Written problem: In the material below, identify each line bearing the word "English". Reproduce those lines.

Excerpted data:
— START —
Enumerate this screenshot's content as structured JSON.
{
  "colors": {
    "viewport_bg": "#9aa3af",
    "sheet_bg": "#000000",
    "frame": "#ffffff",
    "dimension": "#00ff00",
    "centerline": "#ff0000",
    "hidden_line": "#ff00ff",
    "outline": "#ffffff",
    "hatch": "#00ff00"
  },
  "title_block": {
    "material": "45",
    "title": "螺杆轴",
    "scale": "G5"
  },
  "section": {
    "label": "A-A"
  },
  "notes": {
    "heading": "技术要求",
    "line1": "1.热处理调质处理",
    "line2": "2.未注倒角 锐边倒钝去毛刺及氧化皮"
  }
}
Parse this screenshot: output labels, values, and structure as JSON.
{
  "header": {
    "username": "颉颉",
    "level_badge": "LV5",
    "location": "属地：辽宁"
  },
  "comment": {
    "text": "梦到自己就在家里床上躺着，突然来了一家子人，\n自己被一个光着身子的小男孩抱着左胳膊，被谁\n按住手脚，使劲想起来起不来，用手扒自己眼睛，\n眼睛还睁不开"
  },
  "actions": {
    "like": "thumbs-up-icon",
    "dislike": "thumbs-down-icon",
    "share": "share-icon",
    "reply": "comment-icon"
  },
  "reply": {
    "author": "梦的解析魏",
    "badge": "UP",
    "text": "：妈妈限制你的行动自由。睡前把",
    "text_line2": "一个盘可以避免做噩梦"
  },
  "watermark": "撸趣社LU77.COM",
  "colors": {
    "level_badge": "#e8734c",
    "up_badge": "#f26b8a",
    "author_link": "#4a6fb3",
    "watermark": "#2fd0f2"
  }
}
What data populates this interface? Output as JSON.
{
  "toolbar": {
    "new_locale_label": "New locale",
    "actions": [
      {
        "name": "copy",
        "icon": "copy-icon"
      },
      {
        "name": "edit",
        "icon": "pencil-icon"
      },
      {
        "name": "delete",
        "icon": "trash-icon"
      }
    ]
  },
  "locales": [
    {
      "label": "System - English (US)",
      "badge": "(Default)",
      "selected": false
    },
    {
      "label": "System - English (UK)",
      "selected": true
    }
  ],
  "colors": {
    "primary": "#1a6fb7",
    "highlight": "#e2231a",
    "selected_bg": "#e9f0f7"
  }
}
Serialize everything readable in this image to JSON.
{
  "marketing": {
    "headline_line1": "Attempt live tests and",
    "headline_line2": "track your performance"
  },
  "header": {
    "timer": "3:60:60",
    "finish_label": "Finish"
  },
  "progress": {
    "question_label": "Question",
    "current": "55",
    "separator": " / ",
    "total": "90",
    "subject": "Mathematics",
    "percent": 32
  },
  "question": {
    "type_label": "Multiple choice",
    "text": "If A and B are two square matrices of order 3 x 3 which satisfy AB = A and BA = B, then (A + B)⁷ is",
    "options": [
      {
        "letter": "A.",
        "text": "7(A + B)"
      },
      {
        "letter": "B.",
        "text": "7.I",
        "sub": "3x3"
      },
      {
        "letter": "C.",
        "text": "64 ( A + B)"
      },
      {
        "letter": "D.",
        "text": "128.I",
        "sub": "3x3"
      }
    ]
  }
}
— END —
Answer for this exercise:
      "label": "System - English (US)",
      "label": "System - English (UK)",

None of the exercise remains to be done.